_EXERCISE_.
Reproduce the following bounding box entries line for line, with no changes.

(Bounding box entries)
---
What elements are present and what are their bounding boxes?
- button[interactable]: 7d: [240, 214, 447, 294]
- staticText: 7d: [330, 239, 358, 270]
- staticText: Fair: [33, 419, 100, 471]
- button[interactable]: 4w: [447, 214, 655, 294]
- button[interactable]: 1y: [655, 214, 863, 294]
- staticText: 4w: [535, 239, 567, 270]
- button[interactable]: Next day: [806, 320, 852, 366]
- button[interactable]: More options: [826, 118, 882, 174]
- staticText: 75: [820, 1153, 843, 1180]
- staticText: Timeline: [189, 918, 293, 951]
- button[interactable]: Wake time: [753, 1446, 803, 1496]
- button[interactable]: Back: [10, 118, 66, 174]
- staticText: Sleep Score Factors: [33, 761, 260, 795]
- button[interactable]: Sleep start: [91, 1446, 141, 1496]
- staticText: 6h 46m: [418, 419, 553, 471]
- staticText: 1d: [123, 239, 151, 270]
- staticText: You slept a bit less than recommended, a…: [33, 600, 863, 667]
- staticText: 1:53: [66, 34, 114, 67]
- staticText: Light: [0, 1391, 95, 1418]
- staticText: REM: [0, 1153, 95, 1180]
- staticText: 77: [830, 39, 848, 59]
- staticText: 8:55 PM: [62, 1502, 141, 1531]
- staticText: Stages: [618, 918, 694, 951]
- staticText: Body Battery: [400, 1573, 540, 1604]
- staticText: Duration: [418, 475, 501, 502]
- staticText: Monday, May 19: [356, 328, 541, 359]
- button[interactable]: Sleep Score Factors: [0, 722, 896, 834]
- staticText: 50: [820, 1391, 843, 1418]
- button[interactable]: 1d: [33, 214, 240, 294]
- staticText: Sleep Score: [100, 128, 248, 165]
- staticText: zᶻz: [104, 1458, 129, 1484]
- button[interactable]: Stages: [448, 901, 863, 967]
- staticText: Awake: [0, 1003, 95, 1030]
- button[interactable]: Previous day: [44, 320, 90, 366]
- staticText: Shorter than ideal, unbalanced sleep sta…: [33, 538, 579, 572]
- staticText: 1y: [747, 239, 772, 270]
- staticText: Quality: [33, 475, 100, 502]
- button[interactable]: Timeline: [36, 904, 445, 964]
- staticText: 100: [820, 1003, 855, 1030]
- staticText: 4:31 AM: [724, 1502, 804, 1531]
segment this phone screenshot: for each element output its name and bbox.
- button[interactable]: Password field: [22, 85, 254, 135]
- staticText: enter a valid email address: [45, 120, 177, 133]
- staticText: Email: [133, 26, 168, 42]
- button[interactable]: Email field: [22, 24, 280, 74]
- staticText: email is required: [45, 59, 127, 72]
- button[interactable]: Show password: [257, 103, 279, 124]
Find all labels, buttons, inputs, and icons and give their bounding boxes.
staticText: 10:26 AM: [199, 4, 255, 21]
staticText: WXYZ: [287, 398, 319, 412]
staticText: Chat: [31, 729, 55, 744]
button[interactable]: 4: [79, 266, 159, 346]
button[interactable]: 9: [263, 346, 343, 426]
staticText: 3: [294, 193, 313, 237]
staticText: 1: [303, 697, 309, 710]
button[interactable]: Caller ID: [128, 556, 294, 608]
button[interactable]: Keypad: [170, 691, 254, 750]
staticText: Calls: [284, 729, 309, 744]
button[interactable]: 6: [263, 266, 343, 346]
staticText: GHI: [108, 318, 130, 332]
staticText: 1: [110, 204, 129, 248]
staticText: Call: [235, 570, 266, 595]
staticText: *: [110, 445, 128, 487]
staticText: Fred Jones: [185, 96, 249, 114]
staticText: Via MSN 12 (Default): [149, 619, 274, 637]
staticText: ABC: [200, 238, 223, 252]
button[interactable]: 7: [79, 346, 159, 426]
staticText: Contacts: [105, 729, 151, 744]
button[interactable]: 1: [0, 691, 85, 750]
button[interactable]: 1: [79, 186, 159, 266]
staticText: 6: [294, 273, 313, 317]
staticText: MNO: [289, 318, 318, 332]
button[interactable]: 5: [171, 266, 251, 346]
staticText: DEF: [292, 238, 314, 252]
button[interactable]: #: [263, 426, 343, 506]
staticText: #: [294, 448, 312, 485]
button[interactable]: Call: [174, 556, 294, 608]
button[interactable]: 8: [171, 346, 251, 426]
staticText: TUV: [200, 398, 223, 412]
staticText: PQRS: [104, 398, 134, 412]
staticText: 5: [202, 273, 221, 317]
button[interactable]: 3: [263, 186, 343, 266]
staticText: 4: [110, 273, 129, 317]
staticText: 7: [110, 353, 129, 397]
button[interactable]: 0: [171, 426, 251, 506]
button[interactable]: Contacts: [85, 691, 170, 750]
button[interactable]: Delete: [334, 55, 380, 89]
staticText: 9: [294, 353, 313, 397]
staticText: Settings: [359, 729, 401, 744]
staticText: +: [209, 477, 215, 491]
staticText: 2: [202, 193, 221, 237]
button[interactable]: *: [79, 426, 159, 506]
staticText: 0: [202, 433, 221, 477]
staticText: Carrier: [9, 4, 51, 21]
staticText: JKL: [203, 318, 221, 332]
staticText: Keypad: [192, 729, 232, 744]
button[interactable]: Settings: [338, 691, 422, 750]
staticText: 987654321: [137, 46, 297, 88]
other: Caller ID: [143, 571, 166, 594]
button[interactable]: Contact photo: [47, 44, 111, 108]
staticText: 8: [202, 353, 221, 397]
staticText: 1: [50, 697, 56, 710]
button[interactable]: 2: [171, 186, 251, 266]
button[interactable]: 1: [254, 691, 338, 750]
---
_PROBLEM SOLUTION_.
What elements are present and what are their bounding boxes?
- button[interactable]: 7d: [240, 214, 447, 294]
- staticText: 7d: [330, 239, 358, 270]
- staticText: Fair: [33, 419, 100, 471]
- button[interactable]: 4w: [447, 214, 655, 294]
- button[interactable]: 1y: [655, 214, 863, 294]
- staticText: 4w: [535, 239, 567, 270]
- button[interactable]: Next day: [806, 320, 852, 366]
- button[interactable]: More options: [826, 118, 882, 174]
- staticText: 75: [820, 1153, 843, 1180]
- staticText: Timeline: [189, 918, 293, 951]
- button[interactable]: Wake time: [753, 1446, 803, 1496]
- button[interactable]: Back: [10, 118, 66, 174]
- staticText: Sleep Score Factors: [33, 761, 260, 795]
- button[interactable]: Sleep start: [91, 1446, 141, 1496]
- staticText: 6h 46m: [418, 419, 553, 471]
- staticText: 1d: [123, 239, 151, 270]
- staticText: You slept a bit less than recommended, a…: [33, 600, 863, 667]
- staticText: 1:53: [66, 34, 114, 67]
- staticText: Light: [0, 1391, 95, 1418]
- staticText: REM: [0, 1153, 95, 1180]
- staticText: 77: [830, 39, 848, 59]
- staticText: 8:55 PM: [62, 1502, 141, 1531]
- staticText: Stages: [618, 918, 694, 951]
- staticText: Body Battery: [400, 1573, 540, 1604]
- staticText: Duration: [418, 475, 501, 502]
- staticText: Monday, May 19: [356, 328, 541, 359]
- button[interactable]: Sleep Score Factors: [0, 722, 896, 834]
- staticText: 50: [820, 1391, 843, 1418]
- button[interactable]: 1d: [33, 214, 240, 294]
- staticText: Sleep Score: [100, 128, 248, 165]
- staticText: zᶻz: [104, 1458, 129, 1484]
- button[interactable]: Stages: [448, 901, 863, 967]
- staticText: Awake: [0, 1003, 95, 1030]
- button[interactable]: Previous day: [44, 320, 90, 366]
- staticText: Shorter than ideal, unbalanced sleep sta…: [33, 538, 579, 572]
- staticText: 1y: [747, 239, 772, 270]
- staticText: Quality: [33, 475, 100, 502]
- button[interactable]: Timeline: [36, 904, 445, 964]
- staticText: 100: [820, 1003, 855, 1030]
- staticText: 4:31 AM: [724, 1502, 804, 1531]
segment this phone screenshot: for each element output its name and bbox.
- button[interactable]: Password field: [22, 85, 254, 135]
- staticText: enter a valid email address: [45, 120, 177, 133]
- staticText: Email: [133, 26, 168, 42]
- button[interactable]: Email field: [22, 24, 280, 74]
- staticText: email is required: [45, 59, 127, 72]
- button[interactable]: Show password: [257, 103, 279, 124]
Find all labels, buttons, inputs, and icons and give their bounding boxes.
staticText: 10:26 AM: [199, 4, 255, 21]
staticText: WXYZ: [287, 398, 319, 412]
staticText: Chat: [31, 729, 55, 744]
button[interactable]: 4: [79, 266, 159, 346]
button[interactable]: 9: [263, 346, 343, 426]
staticText: 3: [294, 193, 313, 237]
staticText: 1: [303, 697, 309, 710]
button[interactable]: Caller ID: [128, 556, 294, 608]
button[interactable]: Keypad: [170, 691, 254, 750]
staticText: Calls: [284, 729, 309, 744]
button[interactable]: 6: [263, 266, 343, 346]
staticText: GHI: [108, 318, 130, 332]
staticText: 1: [110, 204, 129, 248]
staticText: Call: [235, 570, 266, 595]
staticText: *: [110, 445, 128, 487]
staticText: Fred Jones: [185, 96, 249, 114]
staticText: Via MSN 12 (Default): [149, 619, 274, 637]
staticText: ABC: [200, 238, 223, 252]
button[interactable]: 7: [79, 346, 159, 426]
staticText: Contacts: [105, 729, 151, 744]
button[interactable]: 1: [0, 691, 85, 750]
button[interactable]: 1: [79, 186, 159, 266]
staticText: 6: [294, 273, 313, 317]
staticText: MNO: [289, 318, 318, 332]
button[interactable]: 5: [171, 266, 251, 346]
staticText: DEF: [292, 238, 314, 252]
button[interactable]: #: [263, 426, 343, 506]
staticText: #: [294, 448, 312, 485]
button[interactable]: Call: [174, 556, 294, 608]
button[interactable]: 8: [171, 346, 251, 426]
staticText: TUV: [200, 398, 223, 412]
staticText: PQRS: [104, 398, 134, 412]
staticText: 5: [202, 273, 221, 317]
button[interactable]: 3: [263, 186, 343, 266]
staticText: 4: [110, 273, 129, 317]
staticText: 7: [110, 353, 129, 397]
button[interactable]: 0: [171, 426, 251, 506]
button[interactable]: Contacts: [85, 691, 170, 750]
button[interactable]: Delete: [334, 55, 380, 89]
staticText: 9: [294, 353, 313, 397]
staticText: Settings: [359, 729, 401, 744]
staticText: +: [209, 477, 215, 491]
staticText: 2: [202, 193, 221, 237]
button[interactable]: *: [79, 426, 159, 506]
staticText: 0: [202, 433, 221, 477]
staticText: Carrier: [9, 4, 51, 21]
staticText: JKL: [203, 318, 221, 332]
staticText: Keypad: [192, 729, 232, 744]
button[interactable]: Settings: [338, 691, 422, 750]
staticText: 987654321: [137, 46, 297, 88]
other: Caller ID: [143, 571, 166, 594]
button[interactable]: Contact photo: [47, 44, 111, 108]
staticText: 8: [202, 353, 221, 397]
staticText: 1: [50, 697, 56, 710]
button[interactable]: 2: [171, 186, 251, 266]
button[interactable]: 1: [254, 691, 338, 750]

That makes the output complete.